Please format the material as a Markdown table with the columns Row and Line, covering everything from its start through the line containing "systolic-point (594, 1155, 602, 1163)", inclusive. Leave out blank lines.

═══ Data for processing ═══

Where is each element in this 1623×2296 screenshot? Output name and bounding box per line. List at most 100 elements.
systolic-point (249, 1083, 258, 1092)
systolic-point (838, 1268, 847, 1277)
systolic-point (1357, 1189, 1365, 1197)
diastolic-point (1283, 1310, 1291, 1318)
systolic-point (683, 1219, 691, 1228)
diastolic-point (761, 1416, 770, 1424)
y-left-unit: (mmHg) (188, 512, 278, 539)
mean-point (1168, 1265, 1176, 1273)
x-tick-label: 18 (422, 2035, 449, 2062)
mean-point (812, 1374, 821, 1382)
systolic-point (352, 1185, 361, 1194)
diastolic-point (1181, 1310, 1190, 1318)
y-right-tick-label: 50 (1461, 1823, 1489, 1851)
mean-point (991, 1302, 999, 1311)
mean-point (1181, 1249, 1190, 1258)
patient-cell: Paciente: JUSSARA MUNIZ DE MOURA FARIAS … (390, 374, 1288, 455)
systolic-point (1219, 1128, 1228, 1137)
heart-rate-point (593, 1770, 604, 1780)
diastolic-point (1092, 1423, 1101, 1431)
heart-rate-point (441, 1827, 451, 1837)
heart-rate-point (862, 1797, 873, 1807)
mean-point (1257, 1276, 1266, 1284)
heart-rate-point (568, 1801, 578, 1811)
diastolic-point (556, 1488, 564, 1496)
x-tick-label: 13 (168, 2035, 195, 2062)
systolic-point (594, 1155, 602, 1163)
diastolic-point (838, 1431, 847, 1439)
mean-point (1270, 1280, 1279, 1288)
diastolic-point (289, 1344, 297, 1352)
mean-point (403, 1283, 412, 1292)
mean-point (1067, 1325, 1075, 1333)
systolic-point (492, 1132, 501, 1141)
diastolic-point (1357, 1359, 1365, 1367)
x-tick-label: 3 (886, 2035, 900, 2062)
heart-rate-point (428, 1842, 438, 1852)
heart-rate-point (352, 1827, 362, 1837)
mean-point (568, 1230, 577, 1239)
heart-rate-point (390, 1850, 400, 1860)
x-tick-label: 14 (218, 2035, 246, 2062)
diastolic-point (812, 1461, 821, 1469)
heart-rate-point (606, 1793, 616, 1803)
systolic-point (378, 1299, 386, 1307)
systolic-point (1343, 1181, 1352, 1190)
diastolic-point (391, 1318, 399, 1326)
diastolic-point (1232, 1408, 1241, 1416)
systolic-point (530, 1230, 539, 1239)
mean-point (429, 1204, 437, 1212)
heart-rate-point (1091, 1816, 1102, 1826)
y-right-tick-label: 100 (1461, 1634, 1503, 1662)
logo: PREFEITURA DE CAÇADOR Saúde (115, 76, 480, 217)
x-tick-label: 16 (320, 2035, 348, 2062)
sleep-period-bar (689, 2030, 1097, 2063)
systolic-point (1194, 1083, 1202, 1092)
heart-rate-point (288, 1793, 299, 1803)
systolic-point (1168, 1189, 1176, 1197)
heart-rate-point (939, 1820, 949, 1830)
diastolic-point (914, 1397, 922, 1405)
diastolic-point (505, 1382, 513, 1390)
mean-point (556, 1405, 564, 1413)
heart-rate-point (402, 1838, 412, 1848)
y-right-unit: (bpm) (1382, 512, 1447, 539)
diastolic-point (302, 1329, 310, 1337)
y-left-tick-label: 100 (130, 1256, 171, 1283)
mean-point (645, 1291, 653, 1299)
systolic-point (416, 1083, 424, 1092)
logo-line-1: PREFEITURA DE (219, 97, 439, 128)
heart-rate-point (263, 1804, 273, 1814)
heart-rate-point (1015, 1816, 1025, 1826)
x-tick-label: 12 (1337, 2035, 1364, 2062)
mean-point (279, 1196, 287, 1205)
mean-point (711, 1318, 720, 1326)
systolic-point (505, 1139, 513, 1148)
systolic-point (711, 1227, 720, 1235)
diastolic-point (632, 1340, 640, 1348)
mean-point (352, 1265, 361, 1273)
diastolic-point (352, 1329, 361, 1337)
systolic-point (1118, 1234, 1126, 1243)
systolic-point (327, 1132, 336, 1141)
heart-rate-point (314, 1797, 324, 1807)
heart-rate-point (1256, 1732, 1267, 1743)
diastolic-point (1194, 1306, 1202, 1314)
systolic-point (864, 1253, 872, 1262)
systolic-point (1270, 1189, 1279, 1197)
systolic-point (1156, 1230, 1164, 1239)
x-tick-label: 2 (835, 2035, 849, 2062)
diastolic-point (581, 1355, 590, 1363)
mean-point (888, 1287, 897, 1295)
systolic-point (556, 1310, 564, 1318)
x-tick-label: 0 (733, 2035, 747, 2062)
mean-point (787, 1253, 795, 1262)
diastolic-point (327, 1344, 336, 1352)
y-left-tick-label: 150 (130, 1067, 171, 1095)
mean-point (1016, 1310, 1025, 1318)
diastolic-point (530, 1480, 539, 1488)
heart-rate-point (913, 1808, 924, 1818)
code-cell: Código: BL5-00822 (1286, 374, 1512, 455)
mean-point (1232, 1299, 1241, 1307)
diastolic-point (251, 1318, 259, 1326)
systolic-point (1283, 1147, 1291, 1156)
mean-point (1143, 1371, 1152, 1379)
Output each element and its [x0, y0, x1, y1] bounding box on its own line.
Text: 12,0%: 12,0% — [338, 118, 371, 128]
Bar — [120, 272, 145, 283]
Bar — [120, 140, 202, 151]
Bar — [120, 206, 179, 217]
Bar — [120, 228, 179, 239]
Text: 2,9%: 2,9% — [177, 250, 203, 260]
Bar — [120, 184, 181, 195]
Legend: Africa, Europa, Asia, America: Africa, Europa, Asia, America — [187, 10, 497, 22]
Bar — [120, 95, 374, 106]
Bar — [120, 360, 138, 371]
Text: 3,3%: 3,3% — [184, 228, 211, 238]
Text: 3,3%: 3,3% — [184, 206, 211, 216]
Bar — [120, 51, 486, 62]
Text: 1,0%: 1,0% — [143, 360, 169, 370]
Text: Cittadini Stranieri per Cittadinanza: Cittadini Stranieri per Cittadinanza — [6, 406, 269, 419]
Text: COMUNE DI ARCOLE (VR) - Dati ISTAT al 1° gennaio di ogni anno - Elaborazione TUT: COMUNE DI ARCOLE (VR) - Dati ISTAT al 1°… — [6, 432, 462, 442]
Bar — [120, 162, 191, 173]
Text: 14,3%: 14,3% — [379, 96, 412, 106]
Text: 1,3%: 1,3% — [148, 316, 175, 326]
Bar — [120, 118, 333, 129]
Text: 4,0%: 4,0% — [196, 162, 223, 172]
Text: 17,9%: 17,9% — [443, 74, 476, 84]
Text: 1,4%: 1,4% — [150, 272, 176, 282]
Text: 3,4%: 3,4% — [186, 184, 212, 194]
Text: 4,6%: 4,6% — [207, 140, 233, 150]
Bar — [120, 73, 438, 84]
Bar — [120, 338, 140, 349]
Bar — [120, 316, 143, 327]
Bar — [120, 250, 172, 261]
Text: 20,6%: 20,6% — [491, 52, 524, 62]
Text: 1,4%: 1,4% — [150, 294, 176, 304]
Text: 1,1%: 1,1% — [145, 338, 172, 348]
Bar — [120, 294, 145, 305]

═══

◆ **Output of the task**:
| Row | Line |
|---|---|
| 1 | Where is each element in this 1623×2296 screenshot? Output name and bounding box per line. List at most 100 elements. |
| 2 | systolic-point (249, 1083, 258, 1092) |
| 3 | systolic-point (838, 1268, 847, 1277) |
| 4 | systolic-point (1357, 1189, 1365, 1197) |
| 5 | diastolic-point (1283, 1310, 1291, 1318) |
| 6 | systolic-point (683, 1219, 691, 1228) |
| 7 | diastolic-point (761, 1416, 770, 1424) |
| 8 | y-left-unit: (mmHg) (188, 512, 278, 539) |
| 9 | mean-point (1168, 1265, 1176, 1273) |
| 10 | x-tick-label: 18 (422, 2035, 449, 2062) |
| 11 | mean-point (812, 1374, 821, 1382) |
| 12 | systolic-point (352, 1185, 361, 1194) |
| 13 | diastolic-point (1181, 1310, 1190, 1318) |
| 14 | y-right-tick-label: 50 (1461, 1823, 1489, 1851) |
| 15 | mean-point (991, 1302, 999, 1311) |
| 16 | mean-point (1181, 1249, 1190, 1258) |
| 17 | patient-cell: Paciente: JUSSARA MUNIZ DE MOURA FARIAS … (390, 374, 1288, 455) |
| 18 | systolic-point (1219, 1128, 1228, 1137) |
| 19 | heart-rate-point (593, 1770, 604, 1780) |
| 20 | diastolic-point (1092, 1423, 1101, 1431) |
| 21 | heart-rate-point (441, 1827, 451, 1837) |
| 22 | heart-rate-point (862, 1797, 873, 1807) |
| 23 | mean-point (1257, 1276, 1266, 1284) |
| 24 | heart-rate-point (568, 1801, 578, 1811) |
| 25 | diastolic-point (556, 1488, 564, 1496) |
| 26 | x-tick-label: 13 (168, 2035, 195, 2062) |
| 27 | systolic-point (594, 1155, 602, 1163) |